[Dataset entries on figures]
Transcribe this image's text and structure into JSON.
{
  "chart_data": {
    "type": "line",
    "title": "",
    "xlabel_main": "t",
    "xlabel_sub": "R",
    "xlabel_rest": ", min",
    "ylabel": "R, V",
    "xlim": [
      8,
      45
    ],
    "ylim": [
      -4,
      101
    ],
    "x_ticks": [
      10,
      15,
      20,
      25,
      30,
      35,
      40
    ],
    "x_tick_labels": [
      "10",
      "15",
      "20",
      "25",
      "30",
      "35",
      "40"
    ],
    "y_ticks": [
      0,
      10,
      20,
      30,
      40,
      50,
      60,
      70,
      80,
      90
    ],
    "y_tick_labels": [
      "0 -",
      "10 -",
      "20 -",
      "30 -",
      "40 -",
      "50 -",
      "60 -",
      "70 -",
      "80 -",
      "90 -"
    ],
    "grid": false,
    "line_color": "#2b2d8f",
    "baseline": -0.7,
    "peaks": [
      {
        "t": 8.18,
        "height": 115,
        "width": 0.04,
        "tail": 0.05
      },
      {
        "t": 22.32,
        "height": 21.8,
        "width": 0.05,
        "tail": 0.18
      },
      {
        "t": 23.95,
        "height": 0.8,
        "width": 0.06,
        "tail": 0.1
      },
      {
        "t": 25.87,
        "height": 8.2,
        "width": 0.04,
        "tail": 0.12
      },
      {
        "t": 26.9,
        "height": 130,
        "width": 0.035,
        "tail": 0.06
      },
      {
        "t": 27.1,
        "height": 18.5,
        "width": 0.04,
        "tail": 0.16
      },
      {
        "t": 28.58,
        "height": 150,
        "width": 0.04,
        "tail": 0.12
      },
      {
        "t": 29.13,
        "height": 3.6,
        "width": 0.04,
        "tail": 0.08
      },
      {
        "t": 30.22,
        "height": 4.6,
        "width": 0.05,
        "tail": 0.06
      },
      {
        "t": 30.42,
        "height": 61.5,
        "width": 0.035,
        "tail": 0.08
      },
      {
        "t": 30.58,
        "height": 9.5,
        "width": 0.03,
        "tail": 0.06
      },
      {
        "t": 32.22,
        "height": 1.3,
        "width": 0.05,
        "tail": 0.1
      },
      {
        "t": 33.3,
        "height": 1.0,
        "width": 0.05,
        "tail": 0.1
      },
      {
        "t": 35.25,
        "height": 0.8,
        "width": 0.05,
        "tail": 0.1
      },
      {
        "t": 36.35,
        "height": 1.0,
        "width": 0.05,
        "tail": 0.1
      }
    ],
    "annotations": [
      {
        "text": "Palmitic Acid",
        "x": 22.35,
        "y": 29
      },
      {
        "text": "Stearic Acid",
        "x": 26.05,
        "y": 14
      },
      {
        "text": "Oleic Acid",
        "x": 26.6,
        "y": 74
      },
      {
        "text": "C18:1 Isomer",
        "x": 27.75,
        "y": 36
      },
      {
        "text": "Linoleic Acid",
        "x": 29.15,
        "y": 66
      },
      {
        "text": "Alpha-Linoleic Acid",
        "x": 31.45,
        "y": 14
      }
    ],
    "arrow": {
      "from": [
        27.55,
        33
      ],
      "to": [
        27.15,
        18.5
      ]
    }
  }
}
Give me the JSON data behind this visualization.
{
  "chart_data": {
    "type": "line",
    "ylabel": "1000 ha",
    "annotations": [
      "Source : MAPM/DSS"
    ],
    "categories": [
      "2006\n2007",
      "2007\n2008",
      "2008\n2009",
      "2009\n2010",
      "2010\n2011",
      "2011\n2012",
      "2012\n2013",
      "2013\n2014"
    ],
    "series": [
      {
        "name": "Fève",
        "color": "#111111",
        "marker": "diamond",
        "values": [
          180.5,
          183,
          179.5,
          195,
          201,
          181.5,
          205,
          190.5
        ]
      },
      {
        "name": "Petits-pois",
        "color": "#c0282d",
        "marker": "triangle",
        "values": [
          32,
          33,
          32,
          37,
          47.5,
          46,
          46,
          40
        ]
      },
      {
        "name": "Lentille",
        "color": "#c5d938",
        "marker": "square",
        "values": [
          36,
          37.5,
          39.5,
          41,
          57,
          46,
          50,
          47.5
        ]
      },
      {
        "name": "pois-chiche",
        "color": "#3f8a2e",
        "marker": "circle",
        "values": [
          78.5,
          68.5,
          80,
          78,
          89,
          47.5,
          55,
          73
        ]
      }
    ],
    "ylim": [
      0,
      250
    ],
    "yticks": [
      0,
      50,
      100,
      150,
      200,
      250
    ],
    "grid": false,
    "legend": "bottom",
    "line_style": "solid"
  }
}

[Exercise prompt]
The line containing "Give me the" marks the start; retype it and each line after it through the end of the records above, exactly.

[Output of the task]
Give me the JSON data behind this visualization.
{
  "chart_data": {
    "type": "line",
    "ylabel": "1000 ha",
    "annotations": [
      "Source : MAPM/DSS"
    ],
    "categories": [
      "2006\n2007",
      "2007\n2008",
      "2008\n2009",
      "2009\n2010",
      "2010\n2011",
      "2011\n2012",
      "2012\n2013",
      "2013\n2014"
    ],
    "series": [
      {
        "name": "Fève",
        "color": "#111111",
        "marker": "diamond",
        "values": [
          180.5,
          183,
          179.5,
          195,
          201,
          181.5,
          205,
          190.5
        ]
      },
      {
        "name": "Petits-pois",
        "color": "#c0282d",
        "marker": "triangle",
        "values": [
          32,
          33,
          32,
          37,
          47.5,
          46,
          46,
          40
        ]
      },
      {
        "name": "Lentille",
        "color": "#c5d938",
        "marker": "square",
        "values": [
          36,
          37.5,
          39.5,
          41,
          57,
          46,
          50,
          47.5
        ]
      },
      {
        "name": "pois-chiche",
        "color": "#3f8a2e",
        "marker": "circle",
        "values": [
          78.5,
          68.5,
          80,
          78,
          89,
          47.5,
          55,
          73
        ]
      }
    ],
    "ylim": [
      0,
      250
    ],
    "yticks": [
      0,
      50,
      100,
      150,
      200,
      250
    ],
    "grid": false,
    "legend": "bottom",
    "line_style": "solid"
  }
}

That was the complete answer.